[WORK TO DO]
Reproduce the full listing that appears beneath this instruction exactly.

[DATA SECTION]
** START **
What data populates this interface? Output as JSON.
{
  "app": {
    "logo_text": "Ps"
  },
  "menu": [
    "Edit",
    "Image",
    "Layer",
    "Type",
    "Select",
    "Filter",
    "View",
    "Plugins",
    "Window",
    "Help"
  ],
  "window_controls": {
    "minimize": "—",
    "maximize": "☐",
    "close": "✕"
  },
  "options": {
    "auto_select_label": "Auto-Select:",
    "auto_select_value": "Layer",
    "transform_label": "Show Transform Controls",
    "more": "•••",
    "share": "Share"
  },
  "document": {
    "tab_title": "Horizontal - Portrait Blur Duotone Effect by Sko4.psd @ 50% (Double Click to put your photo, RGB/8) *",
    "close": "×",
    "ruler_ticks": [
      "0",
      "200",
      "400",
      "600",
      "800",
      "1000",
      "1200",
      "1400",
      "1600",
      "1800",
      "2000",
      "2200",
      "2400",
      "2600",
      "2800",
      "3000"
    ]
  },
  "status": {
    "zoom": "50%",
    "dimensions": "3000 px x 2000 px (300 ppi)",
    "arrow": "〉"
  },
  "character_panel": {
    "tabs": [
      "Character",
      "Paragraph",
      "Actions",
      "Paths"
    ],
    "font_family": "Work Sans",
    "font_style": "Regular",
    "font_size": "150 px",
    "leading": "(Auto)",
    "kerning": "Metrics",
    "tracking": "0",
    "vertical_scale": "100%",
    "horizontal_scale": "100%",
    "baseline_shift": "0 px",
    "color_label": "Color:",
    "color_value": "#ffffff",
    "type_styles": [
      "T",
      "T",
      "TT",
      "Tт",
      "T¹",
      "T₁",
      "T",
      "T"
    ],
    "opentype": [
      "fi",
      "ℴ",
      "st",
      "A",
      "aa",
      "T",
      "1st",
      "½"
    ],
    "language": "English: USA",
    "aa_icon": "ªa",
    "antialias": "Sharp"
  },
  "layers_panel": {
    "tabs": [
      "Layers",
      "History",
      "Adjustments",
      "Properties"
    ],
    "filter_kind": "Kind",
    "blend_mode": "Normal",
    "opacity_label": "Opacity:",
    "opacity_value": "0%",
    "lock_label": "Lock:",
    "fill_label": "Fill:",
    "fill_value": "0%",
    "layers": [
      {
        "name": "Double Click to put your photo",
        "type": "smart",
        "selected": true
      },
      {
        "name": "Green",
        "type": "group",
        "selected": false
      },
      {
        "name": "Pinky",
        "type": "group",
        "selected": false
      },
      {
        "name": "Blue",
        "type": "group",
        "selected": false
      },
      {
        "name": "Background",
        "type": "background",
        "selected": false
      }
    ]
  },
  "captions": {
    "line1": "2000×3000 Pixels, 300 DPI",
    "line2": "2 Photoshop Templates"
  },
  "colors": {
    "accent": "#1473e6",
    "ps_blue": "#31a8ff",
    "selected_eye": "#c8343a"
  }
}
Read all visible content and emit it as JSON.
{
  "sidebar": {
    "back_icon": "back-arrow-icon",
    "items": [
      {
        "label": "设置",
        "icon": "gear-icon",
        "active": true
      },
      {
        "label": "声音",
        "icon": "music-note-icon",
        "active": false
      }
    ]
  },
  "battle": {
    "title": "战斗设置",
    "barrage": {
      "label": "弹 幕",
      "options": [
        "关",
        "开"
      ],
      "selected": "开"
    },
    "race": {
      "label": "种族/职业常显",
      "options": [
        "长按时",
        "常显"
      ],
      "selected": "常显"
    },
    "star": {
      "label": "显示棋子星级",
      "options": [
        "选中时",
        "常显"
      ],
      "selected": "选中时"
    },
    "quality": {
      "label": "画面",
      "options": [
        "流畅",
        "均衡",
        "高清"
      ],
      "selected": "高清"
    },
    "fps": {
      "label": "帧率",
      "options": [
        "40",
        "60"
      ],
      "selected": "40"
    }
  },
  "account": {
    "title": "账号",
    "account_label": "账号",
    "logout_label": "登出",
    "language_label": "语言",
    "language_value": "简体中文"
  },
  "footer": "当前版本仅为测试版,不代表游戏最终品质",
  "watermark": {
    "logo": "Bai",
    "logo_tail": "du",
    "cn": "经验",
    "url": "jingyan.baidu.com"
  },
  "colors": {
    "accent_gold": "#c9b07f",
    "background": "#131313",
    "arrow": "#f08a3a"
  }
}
** END **
[COMPLETE OUTPUT]
What data populates this interface? Output as JSON.
{
  "app": {
    "logo_text": "Ps"
  },
  "menu": [
    "Edit",
    "Image",
    "Layer",
    "Type",
    "Select",
    "Filter",
    "View",
    "Plugins",
    "Window",
    "Help"
  ],
  "window_controls": {
    "minimize": "—",
    "maximize": "☐",
    "close": "✕"
  },
  "options": {
    "auto_select_label": "Auto-Select:",
    "auto_select_value": "Layer",
    "transform_label": "Show Transform Controls",
    "more": "•••",
    "share": "Share"
  },
  "document": {
    "tab_title": "Horizontal - Portrait Blur Duotone Effect by Sko4.psd @ 50% (Double Click to put your photo, RGB/8) *",
    "close": "×",
    "ruler_ticks": [
      "0",
      "200",
      "400",
      "600",
      "800",
      "1000",
      "1200",
      "1400",
      "1600",
      "1800",
      "2000",
      "2200",
      "2400",
      "2600",
      "2800",
      "3000"
    ]
  },
  "status": {
    "zoom": "50%",
    "dimensions": "3000 px x 2000 px (300 ppi)",
    "arrow": "〉"
  },
  "character_panel": {
    "tabs": [
      "Character",
      "Paragraph",
      "Actions",
      "Paths"
    ],
    "font_family": "Work Sans",
    "font_style": "Regular",
    "font_size": "150 px",
    "leading": "(Auto)",
    "kerning": "Metrics",
    "tracking": "0",
    "vertical_scale": "100%",
    "horizontal_scale": "100%",
    "baseline_shift": "0 px",
    "color_label": "Color:",
    "color_value": "#ffffff",
    "type_styles": [
      "T",
      "T",
      "TT",
      "Tт",
      "T¹",
      "T₁",
      "T",
      "T"
    ],
    "opentype": [
      "fi",
      "ℴ",
      "st",
      "A",
      "aa",
      "T",
      "1st",
      "½"
    ],
    "language": "English: USA",
    "aa_icon": "ªa",
    "antialias": "Sharp"
  },
  "layers_panel": {
    "tabs": [
      "Layers",
      "History",
      "Adjustments",
      "Properties"
    ],
    "filter_kind": "Kind",
    "blend_mode": "Normal",
    "opacity_label": "Opacity:",
    "opacity_value": "0%",
    "lock_label": "Lock:",
    "fill_label": "Fill:",
    "fill_value": "0%",
    "layers": [
      {
        "name": "Double Click to put your photo",
        "type": "smart",
        "selected": true
      },
      {
        "name": "Green",
        "type": "group",
        "selected": false
      },
      {
        "name": "Pinky",
        "type": "group",
        "selected": false
      },
      {
        "name": "Blue",
        "type": "group",
        "selected": false
      },
      {
        "name": "Background",
        "type": "background",
        "selected": false
      }
    ]
  },
  "captions": {
    "line1": "2000×3000 Pixels, 300 DPI",
    "line2": "2 Photoshop Templates"
  },
  "colors": {
    "accent": "#1473e6",
    "ps_blue": "#31a8ff",
    "selected_eye": "#c8343a"
  }
}
Read all visible content and emit it as JSON.
{
  "sidebar": {
    "back_icon": "back-arrow-icon",
    "items": [
      {
        "label": "设置",
        "icon": "gear-icon",
        "active": true
      },
      {
        "label": "声音",
        "icon": "music-note-icon",
        "active": false
      }
    ]
  },
  "battle": {
    "title": "战斗设置",
    "barrage": {
      "label": "弹 幕",
      "options": [
        "关",
        "开"
      ],
      "selected": "开"
    },
    "race": {
      "label": "种族/职业常显",
      "options": [
        "长按时",
        "常显"
      ],
      "selected": "常显"
    },
    "star": {
      "label": "显示棋子星级",
      "options": [
        "选中时",
        "常显"
      ],
      "selected": "选中时"
    },
    "quality": {
      "label": "画面",
      "options": [
        "流畅",
        "均衡",
        "高清"
      ],
      "selected": "高清"
    },
    "fps": {
      "label": "帧率",
      "options": [
        "40",
        "60"
      ],
      "selected": "40"
    }
  },
  "account": {
    "title": "账号",
    "account_label": "账号",
    "logout_label": "登出",
    "language_label": "语言",
    "language_value": "简体中文"
  },
  "footer": "当前版本仅为测试版,不代表游戏最终品质",
  "watermark": {
    "logo": "Bai",
    "logo_tail": "du",
    "cn": "经验",
    "url": "jingyan.baidu.com"
  },
  "colors": {
    "accent_gold": "#c9b07f",
    "background": "#131313",
    "arrow": "#f08a3a"
  }
}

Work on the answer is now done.